EXERCISE BRIEF
How many of the lines here include "MRDE"? Answer with a single number.

SUPPLIED MATERIAL
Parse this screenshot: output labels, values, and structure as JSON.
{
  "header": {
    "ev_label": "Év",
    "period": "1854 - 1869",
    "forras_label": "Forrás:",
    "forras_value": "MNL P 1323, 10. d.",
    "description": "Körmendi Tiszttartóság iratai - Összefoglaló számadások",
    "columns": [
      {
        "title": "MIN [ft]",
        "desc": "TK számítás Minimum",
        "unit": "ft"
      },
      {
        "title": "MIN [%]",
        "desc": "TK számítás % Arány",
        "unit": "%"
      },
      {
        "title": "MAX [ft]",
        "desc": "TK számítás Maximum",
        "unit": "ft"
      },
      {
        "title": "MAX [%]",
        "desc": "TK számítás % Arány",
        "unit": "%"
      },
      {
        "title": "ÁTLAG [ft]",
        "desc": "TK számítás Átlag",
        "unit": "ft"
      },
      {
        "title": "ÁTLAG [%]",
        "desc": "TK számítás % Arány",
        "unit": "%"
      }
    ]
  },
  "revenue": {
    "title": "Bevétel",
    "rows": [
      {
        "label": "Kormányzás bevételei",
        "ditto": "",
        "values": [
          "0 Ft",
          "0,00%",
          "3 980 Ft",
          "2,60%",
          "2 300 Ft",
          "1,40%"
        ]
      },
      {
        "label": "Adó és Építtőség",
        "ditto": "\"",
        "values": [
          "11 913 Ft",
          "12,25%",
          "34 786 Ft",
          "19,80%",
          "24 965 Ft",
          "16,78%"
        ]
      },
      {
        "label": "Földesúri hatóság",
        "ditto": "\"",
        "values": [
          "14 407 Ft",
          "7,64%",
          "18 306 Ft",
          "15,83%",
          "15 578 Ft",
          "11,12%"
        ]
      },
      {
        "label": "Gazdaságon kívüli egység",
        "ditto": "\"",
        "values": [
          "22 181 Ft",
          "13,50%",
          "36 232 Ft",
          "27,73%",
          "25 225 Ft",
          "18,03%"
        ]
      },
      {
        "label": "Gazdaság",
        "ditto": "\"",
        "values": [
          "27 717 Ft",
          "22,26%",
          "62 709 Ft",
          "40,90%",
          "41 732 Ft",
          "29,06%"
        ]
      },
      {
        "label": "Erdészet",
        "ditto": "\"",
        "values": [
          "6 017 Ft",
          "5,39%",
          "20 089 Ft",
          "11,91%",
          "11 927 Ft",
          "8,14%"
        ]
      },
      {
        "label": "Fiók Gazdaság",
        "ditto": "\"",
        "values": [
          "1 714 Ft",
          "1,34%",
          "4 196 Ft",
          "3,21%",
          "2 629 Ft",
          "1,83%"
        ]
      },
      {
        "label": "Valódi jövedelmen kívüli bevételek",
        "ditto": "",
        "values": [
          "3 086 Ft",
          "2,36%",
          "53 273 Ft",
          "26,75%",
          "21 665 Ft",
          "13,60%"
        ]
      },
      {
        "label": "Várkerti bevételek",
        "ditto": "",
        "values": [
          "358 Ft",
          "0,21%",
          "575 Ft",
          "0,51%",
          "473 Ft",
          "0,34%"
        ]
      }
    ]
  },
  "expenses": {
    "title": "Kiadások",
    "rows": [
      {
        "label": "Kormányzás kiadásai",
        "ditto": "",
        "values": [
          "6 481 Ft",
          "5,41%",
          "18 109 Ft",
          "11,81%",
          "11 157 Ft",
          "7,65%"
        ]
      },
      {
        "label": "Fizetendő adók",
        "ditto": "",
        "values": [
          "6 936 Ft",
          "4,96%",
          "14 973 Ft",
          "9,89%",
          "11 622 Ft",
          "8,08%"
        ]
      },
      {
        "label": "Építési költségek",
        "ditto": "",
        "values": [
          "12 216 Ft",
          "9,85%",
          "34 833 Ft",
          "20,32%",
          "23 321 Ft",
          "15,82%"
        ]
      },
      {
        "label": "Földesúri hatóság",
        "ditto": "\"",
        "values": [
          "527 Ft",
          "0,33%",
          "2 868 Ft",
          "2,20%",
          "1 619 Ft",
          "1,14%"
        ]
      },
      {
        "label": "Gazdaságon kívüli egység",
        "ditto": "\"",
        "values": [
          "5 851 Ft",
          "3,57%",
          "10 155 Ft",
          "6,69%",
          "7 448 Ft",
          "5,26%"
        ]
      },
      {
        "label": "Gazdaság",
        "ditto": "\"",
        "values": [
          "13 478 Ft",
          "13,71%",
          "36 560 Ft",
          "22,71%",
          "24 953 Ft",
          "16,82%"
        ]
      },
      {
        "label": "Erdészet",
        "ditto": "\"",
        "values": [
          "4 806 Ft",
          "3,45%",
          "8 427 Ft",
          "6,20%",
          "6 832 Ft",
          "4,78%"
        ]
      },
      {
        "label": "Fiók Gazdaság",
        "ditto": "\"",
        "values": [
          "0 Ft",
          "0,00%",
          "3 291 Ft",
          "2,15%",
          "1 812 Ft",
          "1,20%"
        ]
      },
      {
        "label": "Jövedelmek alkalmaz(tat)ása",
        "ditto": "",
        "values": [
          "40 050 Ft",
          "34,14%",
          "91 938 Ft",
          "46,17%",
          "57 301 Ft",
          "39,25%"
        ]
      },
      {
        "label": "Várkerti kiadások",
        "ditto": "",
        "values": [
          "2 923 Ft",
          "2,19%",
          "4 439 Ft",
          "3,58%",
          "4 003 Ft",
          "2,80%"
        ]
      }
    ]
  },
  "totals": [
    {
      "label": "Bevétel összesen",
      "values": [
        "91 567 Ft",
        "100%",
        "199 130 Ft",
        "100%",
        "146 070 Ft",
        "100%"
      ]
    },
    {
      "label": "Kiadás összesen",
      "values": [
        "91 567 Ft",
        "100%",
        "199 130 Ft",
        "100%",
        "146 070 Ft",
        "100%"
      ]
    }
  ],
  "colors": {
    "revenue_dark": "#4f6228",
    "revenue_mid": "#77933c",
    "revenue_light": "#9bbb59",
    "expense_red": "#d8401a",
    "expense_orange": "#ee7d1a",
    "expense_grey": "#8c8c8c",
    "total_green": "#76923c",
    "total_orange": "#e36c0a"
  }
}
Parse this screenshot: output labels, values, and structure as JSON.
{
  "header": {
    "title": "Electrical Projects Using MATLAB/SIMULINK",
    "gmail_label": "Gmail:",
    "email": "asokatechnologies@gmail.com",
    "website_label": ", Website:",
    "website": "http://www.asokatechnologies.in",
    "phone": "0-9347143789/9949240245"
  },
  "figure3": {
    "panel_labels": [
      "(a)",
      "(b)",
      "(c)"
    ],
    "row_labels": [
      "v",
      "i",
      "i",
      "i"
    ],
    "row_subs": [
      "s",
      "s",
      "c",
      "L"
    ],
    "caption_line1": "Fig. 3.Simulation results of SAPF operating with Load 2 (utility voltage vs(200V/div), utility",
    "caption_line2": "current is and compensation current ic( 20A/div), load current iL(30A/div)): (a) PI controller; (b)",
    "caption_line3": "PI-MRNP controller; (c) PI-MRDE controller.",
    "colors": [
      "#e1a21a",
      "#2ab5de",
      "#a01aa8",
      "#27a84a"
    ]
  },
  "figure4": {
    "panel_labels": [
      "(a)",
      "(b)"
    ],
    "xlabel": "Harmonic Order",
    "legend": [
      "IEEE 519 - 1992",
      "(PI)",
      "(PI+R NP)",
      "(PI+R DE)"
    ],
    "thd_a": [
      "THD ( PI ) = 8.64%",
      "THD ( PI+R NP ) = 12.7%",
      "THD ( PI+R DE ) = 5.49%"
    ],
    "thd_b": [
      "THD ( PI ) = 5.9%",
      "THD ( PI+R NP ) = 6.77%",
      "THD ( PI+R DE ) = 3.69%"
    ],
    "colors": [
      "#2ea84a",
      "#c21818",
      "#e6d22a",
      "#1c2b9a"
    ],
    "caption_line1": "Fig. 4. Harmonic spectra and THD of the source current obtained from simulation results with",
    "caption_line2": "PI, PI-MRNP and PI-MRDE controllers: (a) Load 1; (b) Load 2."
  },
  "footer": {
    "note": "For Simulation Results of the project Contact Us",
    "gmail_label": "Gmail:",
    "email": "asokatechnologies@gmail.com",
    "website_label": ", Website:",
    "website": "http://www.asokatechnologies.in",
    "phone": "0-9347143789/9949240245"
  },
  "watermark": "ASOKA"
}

RESPONSE
2